Saved entries
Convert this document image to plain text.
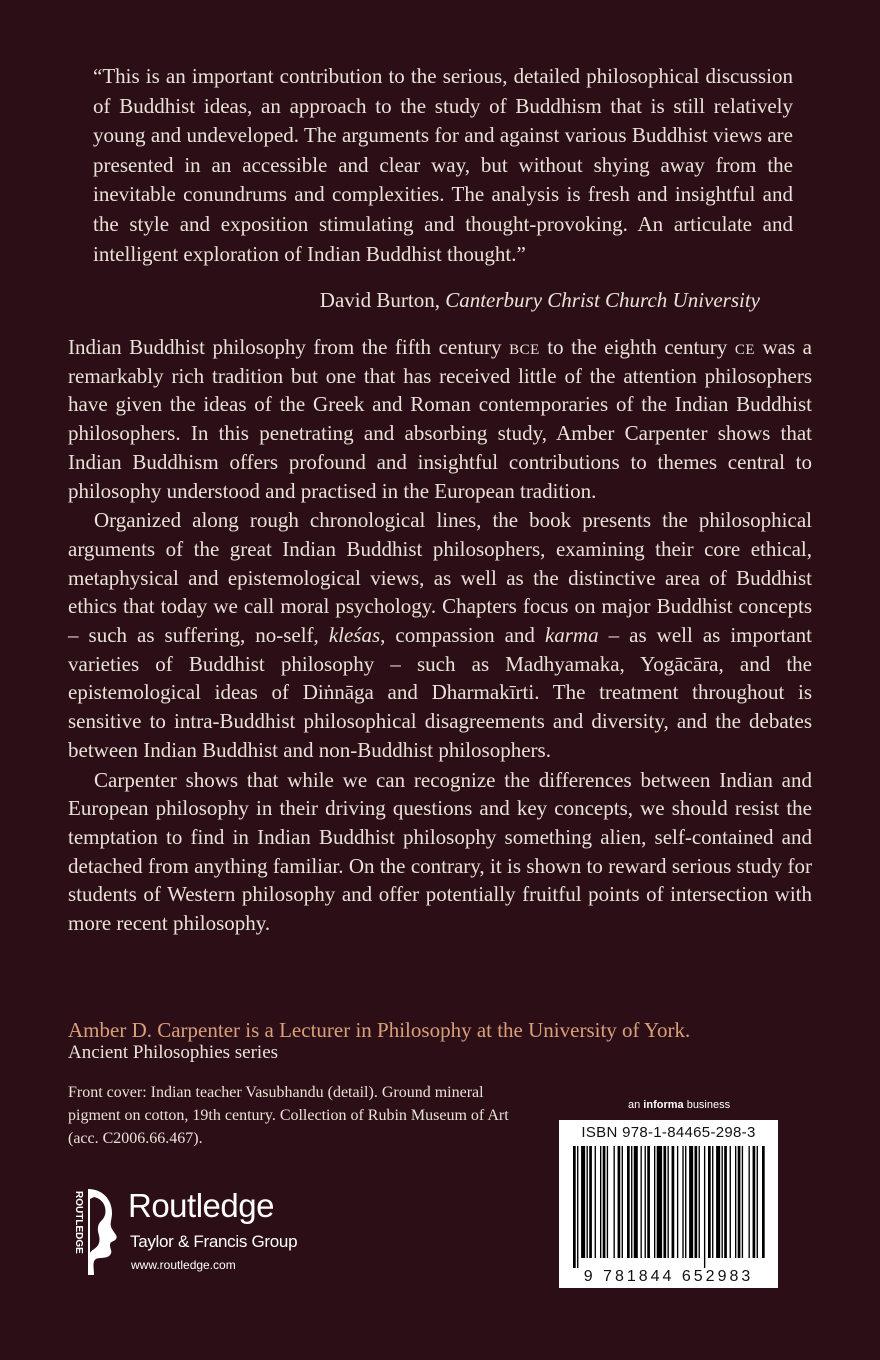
“This is an important contribution to the serious, detailed philosophical discussion of Buddhist ideas, an approach to the study of Buddhism that is still relatively young and undeveloped. The arguments for and against various Buddhist views are presented in an accessible and clear way, but without shying away from the inevitable conundrums and complexities. The analysis is fresh and insightful and the style and exposition stimulating and thought-provoking. An articulate and intelligent exploration of Indian Buddhist thought.”
David Burton, Canterbury Christ Church University

Indian Buddhist philosophy from the fifth century bce to the eighth century ce was a remarkably rich tradition but one that has received little of the attention philosophers have given the ideas of the Greek and Roman contemporaries of the Indian Buddhist philosophers. In this penetrating and absorbing study, Amber Carpenter shows that Indian Buddhism offers profound and insightful contributions to themes central to philosophy understood and practised in the European tradition.

Organized along rough chronological lines, the book presents the philosophical arguments of the great Indian Buddhist philosophers, examining their core ethical, metaphysical and epistemological views, as well as the distinctive area of Buddhist ethics that today we call moral psychology. Chapters focus on major Buddhist concepts – such as suffering, no-self, kleśas, compassion and karma – as well as important varieties of Buddhist philosophy – such as Madhyamaka, Yogācāra, and the epistemological ideas of Diṅnāga and Dharmakīrti. The treatment throughout is sensitive to intra-Buddhist philosophical disagreements and diversity, and the debates between Indian Buddhist and non-Buddhist philosophers.

Carpenter shows that while we can recognize the differences between Indian and European philosophy in their driving questions and key concepts, we should resist the temptation to find in Indian Buddhist philosophy something alien, self-contained and detached from anything familiar. On the contrary, it is shown to reward serious study for students of Western philosophy and offer potentially fruitful points of intersection with more recent philosophy.

Amber D. Carpenter is a Lecturer in Philosophy at the University of York.
Ancient Philosophies series
Front cover: Indian teacher Vasubhandu (detail). Ground mineral pigment on cotton, 19th century. Collection of Rubin Museum of Art (acc. C2006.66.467).
an informa business
ISBN 978-1-84465-298-3
9 781844 652983
ROUTLEDGE Routledge
Taylor & Francis Group
www.routledge.com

## [Task brief]
Retype the whole listing, keeping every line identical and omitting all pictures.

## [Response to the task]
Convert this document image to plain text.
“This is an important contribution to the serious, detailed philosophical discussion of Buddhist ideas, an approach to the study of Buddhism that is still relatively young and undeveloped. The arguments for and against various Buddhist views are presented in an accessible and clear way, but without shying away from the inevitable conundrums and complexities. The analysis is fresh and insightful and the style and exposition stimulating and thought-provoking. An articulate and intelligent exploration of Indian Buddhist thought.”
David Burton, Canterbury Christ Church University

Indian Buddhist philosophy from the fifth century bce to the eighth century ce was a remarkably rich tradition but one that has received little of the attention philosophers have given the ideas of the Greek and Roman contemporaries of the Indian Buddhist philosophers. In this penetrating and absorbing study, Amber Carpenter shows that Indian Buddhism offers profound and insightful contributions to themes central to philosophy understood and practised in the European tradition.

Organized along rough chronological lines, the book presents the philosophical arguments of the great Indian Buddhist philosophers, examining their core ethical, metaphysical and epistemological views, as well as the distinctive area of Buddhist ethics that today we call moral psychology. Chapters focus on major Buddhist concepts – such as suffering, no-self, kleśas, compassion and karma – as well as important varieties of Buddhist philosophy – such as Madhyamaka, Yogācāra, and the epistemological ideas of Diṅnāga and Dharmakīrti. The treatment throughout is sensitive to intra-Buddhist philosophical disagreements and diversity, and the debates between Indian Buddhist and non-Buddhist philosophers.

Carpenter shows that while we can recognize the differences between Indian and European philosophy in their driving questions and key concepts, we should resist the temptation to find in Indian Buddhist philosophy something alien, self-contained and detached from anything familiar. On the contrary, it is shown to reward serious study for students of Western philosophy and offer potentially fruitful points of intersection with more recent philosophy.

Amber D. Carpenter is a Lecturer in Philosophy at the University of York.
Ancient Philosophies series
Front cover: Indian teacher Vasubhandu (detail). Ground mineral pigment on cotton, 19th century. Collection of Rubin Museum of Art (acc. C2006.66.467).
an informa business
ISBN 978-1-84465-298-3
9 781844 652983
ROUTLEDGE Routledge
Taylor & Francis Group
www.routledge.com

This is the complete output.